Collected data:
++++++++++++++++++++

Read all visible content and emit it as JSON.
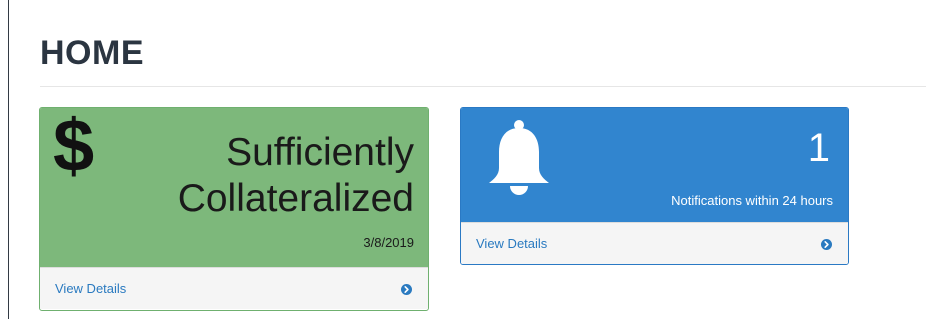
{
  "page": {
    "title": "HOME"
  },
  "collateral_panel": {
    "icon": "dollar-icon",
    "icon_glyph": "$",
    "status_line1": "Sufficiently",
    "status_line2": "Collateralized",
    "date": "3/8/2019",
    "footer_label": "View Details",
    "color": "#7db87b"
  },
  "notifications_panel": {
    "icon": "bell-icon",
    "count": "1",
    "label": "Notifications within 24 hours",
    "footer_label": "View Details",
    "color": "#3185cf"
  },
  "colors": {
    "link": "#2a7ac0",
    "title": "#2b3541"
  }
}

++++++++++++++++++++

• _Required task_
Reproduce the material in full, word for word, and omit the pictures.

• _The completed task_
Read all visible content and emit it as JSON.
{
  "page": {
    "title": "HOME"
  },
  "collateral_panel": {
    "icon": "dollar-icon",
    "icon_glyph": "$",
    "status_line1": "Sufficiently",
    "status_line2": "Collateralized",
    "date": "3/8/2019",
    "footer_label": "View Details",
    "color": "#7db87b"
  },
  "notifications_panel": {
    "icon": "bell-icon",
    "count": "1",
    "label": "Notifications within 24 hours",
    "footer_label": "View Details",
    "color": "#3185cf"
  },
  "colors": {
    "link": "#2a7ac0",
    "title": "#2b3541"
  }
}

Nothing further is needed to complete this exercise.